TASK GOAL: Leave out the pictures and copy everything else in the entries exactly.

----------

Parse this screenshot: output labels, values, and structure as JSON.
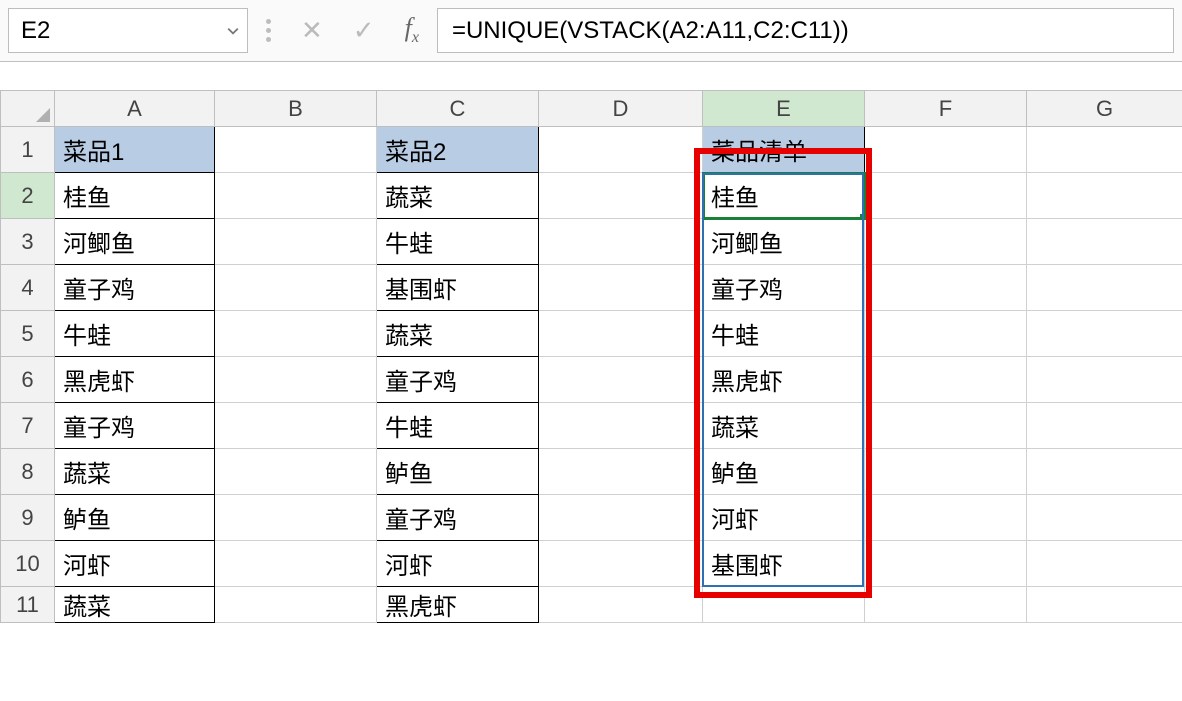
{
  "namebox": {
    "value": "E2"
  },
  "formula": {
    "text": "=UNIQUE(VSTACK(A2:A11,C2:C11))"
  },
  "columns": [
    "A",
    "B",
    "C",
    "D",
    "E",
    "F",
    "G"
  ],
  "headers": {
    "A1": "菜品1",
    "C1": "菜品2",
    "E1": "菜品清单"
  },
  "data": {
    "A": [
      "桂鱼",
      "河鲫鱼",
      "童子鸡",
      "牛蛙",
      "黑虎虾",
      "童子鸡",
      "蔬菜",
      "鲈鱼",
      "河虾",
      "蔬菜"
    ],
    "C": [
      "蔬菜",
      "牛蛙",
      "基围虾",
      "蔬菜",
      "童子鸡",
      "牛蛙",
      "鲈鱼",
      "童子鸡",
      "河虾",
      "黑虎虾"
    ],
    "E": [
      "桂鱼",
      "河鲫鱼",
      "童子鸡",
      "牛蛙",
      "黑虎虾",
      "蔬菜",
      "鲈鱼",
      "河虾",
      "基围虾"
    ]
  },
  "active_cell": "E2",
  "selected_column": "E",
  "selected_row": 2,
  "row_count_visible": 11
}
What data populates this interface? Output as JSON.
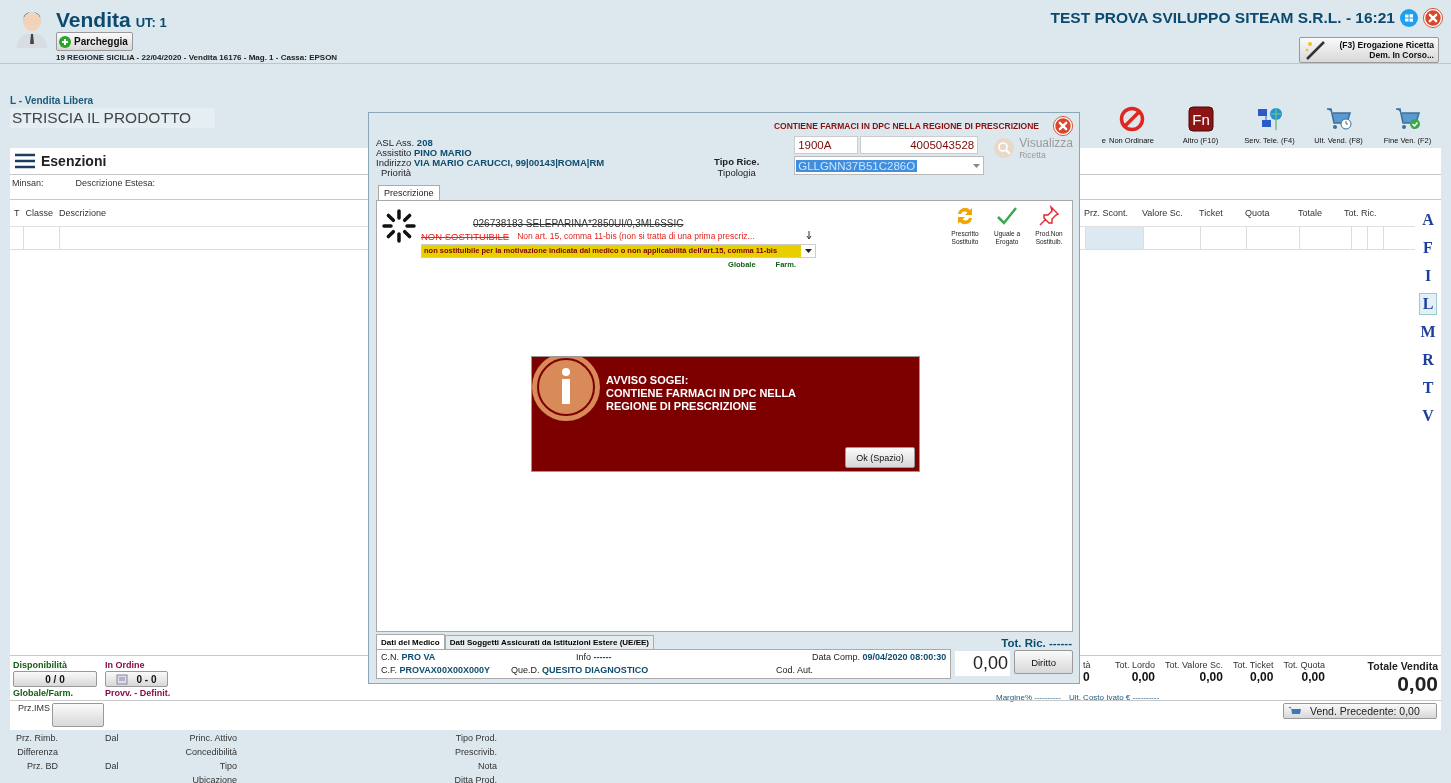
{
  "header": {
    "title": "Vendita",
    "user": "UT: 1",
    "park_button": "Parcheggia",
    "info": "19 REGIONE SICILIA - 22/04/2020 - Vendita 16176 - Mag. 1  - Cassa: EPSON",
    "company": "TEST PROVA SVILUPPO SITEAM S.R.L. - 16:21",
    "recipe_button": [
      "(F3) Erogazione Ricetta",
      "Dem. In Corso..."
    ]
  },
  "sale": {
    "mode": "L - Vendita Libera",
    "scan_prompt": "STRISCIA IL PRODOTTO"
  },
  "toolbar": [
    {
      "label": "e",
      "kind": "hidden"
    },
    {
      "label": "Non Ordinare",
      "kind": "no"
    },
    {
      "label": "Altro (F10)",
      "kind": "fn",
      "glyph": "Fn"
    },
    {
      "label": "Serv. Tele. (F4)",
      "kind": "network"
    },
    {
      "label": "Ult. Vend. (F8)",
      "kind": "recent"
    },
    {
      "label": "Fine Ven. (F2)",
      "kind": "finish"
    }
  ],
  "exemptions": {
    "title": "Esenzioni",
    "fields": [
      "Minsan:",
      "Descrizione Estesa:"
    ]
  },
  "table": {
    "columns_left": [
      "T",
      "Classe",
      "Descrizione"
    ],
    "columns_right": [
      "Prz. Scont.",
      "Valore Sc.",
      "Ticket",
      "Quota",
      "Totale",
      "Tot. Ric."
    ]
  },
  "index_letters": [
    {
      "label": "A",
      "selected": false
    },
    {
      "label": "F",
      "selected": false
    },
    {
      "label": "I",
      "selected": false
    },
    {
      "label": "L",
      "selected": true
    },
    {
      "label": "M",
      "selected": false
    },
    {
      "label": "R",
      "selected": false
    },
    {
      "label": "T",
      "selected": false
    },
    {
      "label": "V",
      "selected": false
    }
  ],
  "availability": {
    "label": "Disponibilità",
    "value": "0 / 0",
    "caption": "Globale/Farm."
  },
  "on_order": {
    "label": "In Ordine",
    "value": "0 - 0",
    "caption": "Provv. - Definit."
  },
  "totals": [
    {
      "label": "tà",
      "value": "0"
    },
    {
      "label": "Tot. Lordo",
      "value": "0,00"
    },
    {
      "label": "Tot. Valore Sc.",
      "value": "0,00"
    },
    {
      "label": "Tot. Ticket",
      "value": "0,00"
    },
    {
      "label": "Tot. Quota",
      "value": "0,00"
    }
  ],
  "grand_total": {
    "label": "Totale Vendita",
    "value": "0,00"
  },
  "margins": [
    "Margine% ----------",
    "Ult. Costo Ivato € ----------"
  ],
  "ims_label": "Prz.IMS",
  "previous_sale_button": "Vend. Precedente: 0,00",
  "details": [
    {
      "price": "Prz. Rimb.",
      "from": "Dal",
      "info": "Princ. Attivo",
      "product": "Tipo Prod."
    },
    {
      "price": "Differenza",
      "info": "Concedibilità",
      "product": "Prescrivib."
    },
    {
      "price": "Prz. BD",
      "from": "Dal",
      "info": "Tipo",
      "product": "Nota"
    },
    {
      "info": "Ubicazione",
      "product": "Ditta Prod."
    }
  ],
  "dialog": {
    "alert": "CONTIENE FARMACI IN DPC NELLA REGIONE DI PRESCRIZIONE",
    "asl": {
      "label": "ASL Ass.",
      "value": "208"
    },
    "patient": {
      "label": "Assistito",
      "value": "PINO MARIO"
    },
    "address": {
      "label": "Indirizzo",
      "value": "VIA MARIO CARUCCI, 99|00143|ROMA|RM"
    },
    "priority_label": "Priorità",
    "type_label": "Tipo Rice.",
    "typology_label": "Tipologia",
    "code": "1900A",
    "number": "4005043528",
    "tax_code": "GLLGNN37B51C286O",
    "view_button": {
      "lines": [
        "Visualizza",
        "Ricetta"
      ],
      "disabled": true
    },
    "tabs": [
      {
        "label": "Prescrizione",
        "selected": true
      }
    ],
    "product": {
      "name": "026738183  SELEPARINA*2850UI/0,3ML6SSIC",
      "status": "NON SOSTITUIBILE",
      "reason": "Non art. 15, comma 11-bis (non si tratta di una prima prescriz...",
      "motivation": "non sostituibile per la motivazione indicata dal medico o non applicabilità dell'art.15, comma 11-bis",
      "scope": [
        "Globale",
        "Farm."
      ]
    },
    "actions": [
      {
        "lines": [
          "Prescritto",
          "Sostituito"
        ],
        "kind": "swap"
      },
      {
        "lines": [
          "Uguale a",
          "Erogato"
        ],
        "kind": "same"
      },
      {
        "lines": [
          "Prod.Non",
          "Sostituib."
        ],
        "kind": "pin"
      }
    ],
    "bottom_tabs": [
      {
        "label": "Dati del Medico",
        "selected": true
      },
      {
        "label": "Dati Soggetti Assicurati da Istituzioni Estere (UE/EE)",
        "selected": false
      }
    ],
    "doctor": {
      "cn": {
        "label": "C.N.",
        "value": "PRO VA"
      },
      "info": {
        "label": "Info",
        "value": "------"
      },
      "date": {
        "label": "Data Comp.",
        "value": "09/04/2020 08:00:30"
      },
      "cf": {
        "label": "C.F.",
        "value": "PROVAX00X00X000Y"
      },
      "qued": {
        "label": "Que.D.",
        "value": "QUESITO DIAGNOSTICO"
      },
      "auth_label": "Cod. Aut."
    },
    "total_label": "Tot. Ric. ------",
    "amount": "0,00",
    "right_button": "Diritto",
    "message": {
      "lines": [
        "AVVISO SOGEI:",
        "CONTIENE FARMACI IN DPC NELLA",
        "REGIONE DI PRESCRIZIONE"
      ],
      "ok_button": "Ok (Spazio)"
    }
  }
}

----------

SOLUTION:
Parse this screenshot: output labels, values, and structure as JSON.
{
  "namebox": {
    "value": "E2"
  },
  "formula": {
    "text": "=UNIQUE(VSTACK(A2:A11,C2:C11))"
  },
  "columns": [
    "A",
    "B",
    "C",
    "D",
    "E",
    "F",
    "G"
  ],
  "headers": {
    "A1": "菜品1",
    "C1": "菜品2",
    "E1": "菜品清单"
  },
  "data": {
    "A": [
      "桂鱼",
      "河鲫鱼",
      "童子鸡",
      "牛蛙",
      "黑虎虾",
      "童子鸡",
      "蔬菜",
      "鲈鱼",
      "河虾",
      "蔬菜"
    ],
    "C": [
      "蔬菜",
      "牛蛙",
      "基围虾",
      "蔬菜",
      "童子鸡",
      "牛蛙",
      "鲈鱼",
      "童子鸡",
      "河虾",
      "黑虎虾"
    ],
    "E": [
      "桂鱼",
      "河鲫鱼",
      "童子鸡",
      "牛蛙",
      "黑虎虾",
      "蔬菜",
      "鲈鱼",
      "河虾",
      "基围虾"
    ]
  },
  "active_cell": "E2",
  "selected_column": "E",
  "selected_row": 2,
  "row_count_visible": 11
}
What data populates this interface? Output as JSON.
{
  "header": {
    "title": "Vendita",
    "user": "UT: 1",
    "park_button": "Parcheggia",
    "info": "19 REGIONE SICILIA - 22/04/2020 - Vendita 16176 - Mag. 1  - Cassa: EPSON",
    "company": "TEST PROVA SVILUPPO SITEAM S.R.L. - 16:21",
    "recipe_button": [
      "(F3) Erogazione Ricetta",
      "Dem. In Corso..."
    ]
  },
  "sale": {
    "mode": "L - Vendita Libera",
    "scan_prompt": "STRISCIA IL PRODOTTO"
  },
  "toolbar": [
    {
      "label": "e",
      "kind": "hidden"
    },
    {
      "label": "Non Ordinare",
      "kind": "no"
    },
    {
      "label": "Altro (F10)",
      "kind": "fn",
      "glyph": "Fn"
    },
    {
      "label": "Serv. Tele. (F4)",
      "kind": "network"
    },
    {
      "label": "Ult. Vend. (F8)",
      "kind": "recent"
    },
    {
      "label": "Fine Ven. (F2)",
      "kind": "finish"
    }
  ],
  "exemptions": {
    "title": "Esenzioni",
    "fields": [
      "Minsan:",
      "Descrizione Estesa:"
    ]
  },
  "table": {
    "columns_left": [
      "T",
      "Classe",
      "Descrizione"
    ],
    "columns_right": [
      "Prz. Scont.",
      "Valore Sc.",
      "Ticket",
      "Quota",
      "Totale",
      "Tot. Ric."
    ]
  },
  "index_letters": [
    {
      "label": "A",
      "selected": false
    },
    {
      "label": "F",
      "selected": false
    },
    {
      "label": "I",
      "selected": false
    },
    {
      "label": "L",
      "selected": true
    },
    {
      "label": "M",
      "selected": false
    },
    {
      "label": "R",
      "selected": false
    },
    {
      "label": "T",
      "selected": false
    },
    {
      "label": "V",
      "selected": false
    }
  ],
  "availability": {
    "label": "Disponibilità",
    "value": "0 / 0",
    "caption": "Globale/Farm."
  },
  "on_order": {
    "label": "In Ordine",
    "value": "0 - 0",
    "caption": "Provv. - Definit."
  },
  "totals": [
    {
      "label": "tà",
      "value": "0"
    },
    {
      "label": "Tot. Lordo",
      "value": "0,00"
    },
    {
      "label": "Tot. Valore Sc.",
      "value": "0,00"
    },
    {
      "label": "Tot. Ticket",
      "value": "0,00"
    },
    {
      "label": "Tot. Quota",
      "value": "0,00"
    }
  ],
  "grand_total": {
    "label": "Totale Vendita",
    "value": "0,00"
  },
  "margins": [
    "Margine% ----------",
    "Ult. Costo Ivato € ----------"
  ],
  "ims_label": "Prz.IMS",
  "previous_sale_button": "Vend. Precedente: 0,00",
  "details": [
    {
      "price": "Prz. Rimb.",
      "from": "Dal",
      "info": "Princ. Attivo",
      "product": "Tipo Prod."
    },
    {
      "price": "Differenza",
      "info": "Concedibilità",
      "product": "Prescrivib."
    },
    {
      "price": "Prz. BD",
      "from": "Dal",
      "info": "Tipo",
      "product": "Nota"
    },
    {
      "info": "Ubicazione",
      "product": "Ditta Prod."
    }
  ],
  "dialog": {
    "alert": "CONTIENE FARMACI IN DPC NELLA REGIONE DI PRESCRIZIONE",
    "asl": {
      "label": "ASL Ass.",
      "value": "208"
    },
    "patient": {
      "label": "Assistito",
      "value": "PINO MARIO"
    },
    "address": {
      "label": "Indirizzo",
      "value": "VIA MARIO CARUCCI, 99|00143|ROMA|RM"
    },
    "priority_label": "Priorità",
    "type_label": "Tipo Rice.",
    "typology_label": "Tipologia",
    "code": "1900A",
    "number": "4005043528",
    "tax_code": "GLLGNN37B51C286O",
    "view_button": {
      "lines": [
        "Visualizza",
        "Ricetta"
      ],
      "disabled": true
    },
    "tabs": [
      {
        "label": "Prescrizione",
        "selected": true
      }
    ],
    "product": {
      "name": "026738183  SELEPARINA*2850UI/0,3ML6SSIC",
      "status": "NON SOSTITUIBILE",
      "reason": "Non art. 15, comma 11-bis (non si tratta di una prima prescriz...",
      "motivation": "non sostituibile per la motivazione indicata dal medico o non applicabilità dell'art.15, comma 11-bis",
      "scope": [
        "Globale",
        "Farm."
      ]
    },
    "actions": [
      {
        "lines": [
          "Prescritto",
          "Sostituito"
        ],
        "kind": "swap"
      },
      {
        "lines": [
          "Uguale a",
          "Erogato"
        ],
        "kind": "same"
      },
      {
        "lines": [
          "Prod.Non",
          "Sostituib."
        ],
        "kind": "pin"
      }
    ],
    "bottom_tabs": [
      {
        "label": "Dati del Medico",
        "selected": true
      },
      {
        "label": "Dati Soggetti Assicurati da Istituzioni Estere (UE/EE)",
        "selected": false
      }
    ],
    "doctor": {
      "cn": {
        "label": "C.N.",
        "value": "PRO VA"
      },
      "info": {
        "label": "Info",
        "value": "------"
      },
      "date": {
        "label": "Data Comp.",
        "value": "09/04/2020 08:00:30"
      },
      "cf": {
        "label": "C.F.",
        "value": "PROVAX00X00X000Y"
      },
      "qued": {
        "label": "Que.D.",
        "value": "QUESITO DIAGNOSTICO"
      },
      "auth_label": "Cod. Aut."
    },
    "total_label": "Tot. Ric. ------",
    "amount": "0,00",
    "right_button": "Diritto",
    "message": {
      "lines": [
        "AVVISO SOGEI:",
        "CONTIENE FARMACI IN DPC NELLA",
        "REGIONE DI PRESCRIZIONE"
      ],
      "ok_button": "Ok (Spazio)"
    }
  }
}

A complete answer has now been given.